Start of Materials provided
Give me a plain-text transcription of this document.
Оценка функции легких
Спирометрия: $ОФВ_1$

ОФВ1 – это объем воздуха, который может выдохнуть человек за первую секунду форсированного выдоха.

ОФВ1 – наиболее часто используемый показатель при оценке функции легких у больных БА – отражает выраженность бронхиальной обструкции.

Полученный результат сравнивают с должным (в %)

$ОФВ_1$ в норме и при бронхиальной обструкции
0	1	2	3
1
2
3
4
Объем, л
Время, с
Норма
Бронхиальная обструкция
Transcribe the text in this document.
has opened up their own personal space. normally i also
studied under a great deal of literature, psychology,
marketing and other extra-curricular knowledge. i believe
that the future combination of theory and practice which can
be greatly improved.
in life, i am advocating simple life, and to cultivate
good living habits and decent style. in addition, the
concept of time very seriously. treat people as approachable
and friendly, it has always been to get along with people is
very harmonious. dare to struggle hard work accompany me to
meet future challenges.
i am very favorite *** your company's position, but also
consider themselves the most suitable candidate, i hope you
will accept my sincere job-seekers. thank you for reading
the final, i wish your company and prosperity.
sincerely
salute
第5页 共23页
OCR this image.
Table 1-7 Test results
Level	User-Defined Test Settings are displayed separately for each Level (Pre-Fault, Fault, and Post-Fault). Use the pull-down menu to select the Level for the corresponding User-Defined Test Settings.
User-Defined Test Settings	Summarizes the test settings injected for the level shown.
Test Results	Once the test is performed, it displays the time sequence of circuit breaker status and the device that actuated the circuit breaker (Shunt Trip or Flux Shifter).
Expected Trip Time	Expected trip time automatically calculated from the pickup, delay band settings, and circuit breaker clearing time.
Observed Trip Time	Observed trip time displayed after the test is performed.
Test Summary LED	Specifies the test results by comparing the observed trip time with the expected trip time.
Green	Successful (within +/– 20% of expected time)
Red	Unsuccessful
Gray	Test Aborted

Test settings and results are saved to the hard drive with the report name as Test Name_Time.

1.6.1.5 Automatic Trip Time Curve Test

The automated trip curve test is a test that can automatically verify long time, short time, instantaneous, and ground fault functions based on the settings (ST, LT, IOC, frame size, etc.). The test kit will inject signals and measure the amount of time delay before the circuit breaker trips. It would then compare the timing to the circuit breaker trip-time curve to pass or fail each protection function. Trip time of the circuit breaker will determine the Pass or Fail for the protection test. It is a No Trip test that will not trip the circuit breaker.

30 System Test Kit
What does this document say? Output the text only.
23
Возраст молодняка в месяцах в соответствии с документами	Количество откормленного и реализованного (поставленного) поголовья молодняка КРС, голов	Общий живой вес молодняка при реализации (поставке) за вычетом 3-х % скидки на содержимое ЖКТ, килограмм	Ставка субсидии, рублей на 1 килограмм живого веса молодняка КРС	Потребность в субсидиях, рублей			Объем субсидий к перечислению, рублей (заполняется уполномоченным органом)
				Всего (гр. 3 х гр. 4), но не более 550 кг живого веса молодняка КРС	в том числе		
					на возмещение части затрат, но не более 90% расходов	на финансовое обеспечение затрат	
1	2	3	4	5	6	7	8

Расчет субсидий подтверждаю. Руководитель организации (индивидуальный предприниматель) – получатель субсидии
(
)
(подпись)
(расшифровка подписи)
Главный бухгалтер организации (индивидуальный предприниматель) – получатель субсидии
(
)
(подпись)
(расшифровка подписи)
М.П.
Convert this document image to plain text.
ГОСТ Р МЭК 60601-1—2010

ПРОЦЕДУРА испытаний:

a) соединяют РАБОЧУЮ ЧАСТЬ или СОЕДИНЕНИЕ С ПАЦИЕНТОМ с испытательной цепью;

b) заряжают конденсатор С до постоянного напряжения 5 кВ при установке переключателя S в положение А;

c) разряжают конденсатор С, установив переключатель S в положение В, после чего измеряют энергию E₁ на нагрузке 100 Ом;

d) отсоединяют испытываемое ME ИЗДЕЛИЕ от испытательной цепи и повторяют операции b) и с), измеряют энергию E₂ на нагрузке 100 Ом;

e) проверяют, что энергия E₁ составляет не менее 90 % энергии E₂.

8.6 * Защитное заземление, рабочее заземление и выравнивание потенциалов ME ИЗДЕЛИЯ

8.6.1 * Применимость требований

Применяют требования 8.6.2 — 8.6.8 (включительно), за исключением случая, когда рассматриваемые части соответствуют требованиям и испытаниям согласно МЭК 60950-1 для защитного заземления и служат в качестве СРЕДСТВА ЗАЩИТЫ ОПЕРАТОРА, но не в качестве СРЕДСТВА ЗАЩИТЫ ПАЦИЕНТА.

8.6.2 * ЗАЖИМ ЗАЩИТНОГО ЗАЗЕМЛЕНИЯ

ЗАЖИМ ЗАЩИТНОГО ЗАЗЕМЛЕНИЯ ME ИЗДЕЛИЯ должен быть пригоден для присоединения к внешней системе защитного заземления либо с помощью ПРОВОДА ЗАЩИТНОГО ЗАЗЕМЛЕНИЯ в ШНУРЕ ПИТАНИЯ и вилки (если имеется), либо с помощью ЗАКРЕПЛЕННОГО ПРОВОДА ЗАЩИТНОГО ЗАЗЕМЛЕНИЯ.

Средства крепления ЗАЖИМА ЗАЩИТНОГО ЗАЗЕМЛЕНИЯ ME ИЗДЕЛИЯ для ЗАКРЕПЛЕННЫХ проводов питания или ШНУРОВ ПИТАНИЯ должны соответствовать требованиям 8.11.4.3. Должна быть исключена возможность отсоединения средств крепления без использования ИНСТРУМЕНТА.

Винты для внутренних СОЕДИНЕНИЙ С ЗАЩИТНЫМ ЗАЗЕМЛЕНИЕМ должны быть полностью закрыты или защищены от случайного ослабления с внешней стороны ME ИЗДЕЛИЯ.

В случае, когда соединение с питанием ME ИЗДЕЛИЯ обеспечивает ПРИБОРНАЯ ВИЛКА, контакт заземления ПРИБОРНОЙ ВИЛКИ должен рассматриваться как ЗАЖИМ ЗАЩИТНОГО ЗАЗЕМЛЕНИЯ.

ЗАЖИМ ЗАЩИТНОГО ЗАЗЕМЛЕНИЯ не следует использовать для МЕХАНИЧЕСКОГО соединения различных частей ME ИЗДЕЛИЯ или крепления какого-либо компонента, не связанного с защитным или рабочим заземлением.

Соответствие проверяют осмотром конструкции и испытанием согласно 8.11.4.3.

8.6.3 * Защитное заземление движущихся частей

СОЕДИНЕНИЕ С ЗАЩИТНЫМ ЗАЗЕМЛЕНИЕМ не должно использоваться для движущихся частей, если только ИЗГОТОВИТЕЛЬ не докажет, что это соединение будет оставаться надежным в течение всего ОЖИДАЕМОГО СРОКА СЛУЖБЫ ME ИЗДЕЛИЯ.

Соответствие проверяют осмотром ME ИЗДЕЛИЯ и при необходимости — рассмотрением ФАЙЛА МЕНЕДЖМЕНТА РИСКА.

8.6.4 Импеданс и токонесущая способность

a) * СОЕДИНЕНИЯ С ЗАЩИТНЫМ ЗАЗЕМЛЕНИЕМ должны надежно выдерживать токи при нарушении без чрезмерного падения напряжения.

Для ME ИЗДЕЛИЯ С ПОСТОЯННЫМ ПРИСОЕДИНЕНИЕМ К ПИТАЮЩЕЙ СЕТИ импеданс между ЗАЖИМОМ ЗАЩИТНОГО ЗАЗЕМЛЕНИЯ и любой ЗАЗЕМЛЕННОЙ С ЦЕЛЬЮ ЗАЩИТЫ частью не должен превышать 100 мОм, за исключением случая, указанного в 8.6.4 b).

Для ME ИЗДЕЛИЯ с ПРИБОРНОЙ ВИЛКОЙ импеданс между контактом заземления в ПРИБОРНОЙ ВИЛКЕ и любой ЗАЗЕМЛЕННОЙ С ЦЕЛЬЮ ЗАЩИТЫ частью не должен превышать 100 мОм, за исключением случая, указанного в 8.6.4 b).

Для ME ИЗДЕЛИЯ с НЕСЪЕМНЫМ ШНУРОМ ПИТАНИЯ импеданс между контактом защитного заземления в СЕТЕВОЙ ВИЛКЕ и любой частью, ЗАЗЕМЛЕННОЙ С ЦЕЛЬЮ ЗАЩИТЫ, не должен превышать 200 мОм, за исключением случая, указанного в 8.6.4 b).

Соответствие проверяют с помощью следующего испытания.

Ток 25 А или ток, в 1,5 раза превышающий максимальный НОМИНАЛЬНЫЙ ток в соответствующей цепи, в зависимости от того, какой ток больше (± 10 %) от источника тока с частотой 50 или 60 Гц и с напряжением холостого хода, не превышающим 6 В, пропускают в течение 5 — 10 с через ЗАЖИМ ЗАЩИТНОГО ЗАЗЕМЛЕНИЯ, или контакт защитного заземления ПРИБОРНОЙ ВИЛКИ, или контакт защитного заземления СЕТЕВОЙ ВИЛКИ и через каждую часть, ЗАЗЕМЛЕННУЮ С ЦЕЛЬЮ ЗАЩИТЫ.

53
End of Materials provided
## [Goal]
Search the lines above for the string "энергию" and copy each line that has it.

## [Result]
c) разряжают конденсатор С, установив переключатель S в положение В, после чего измеряют энергию E₁ на нагрузке 100 Ом;
d) отсоединяют испытываемое ME ИЗДЕЛИЕ от испытательной цепи и повторяют операции b) и с), измеряют энергию E₂ на нагрузке 100 Ом;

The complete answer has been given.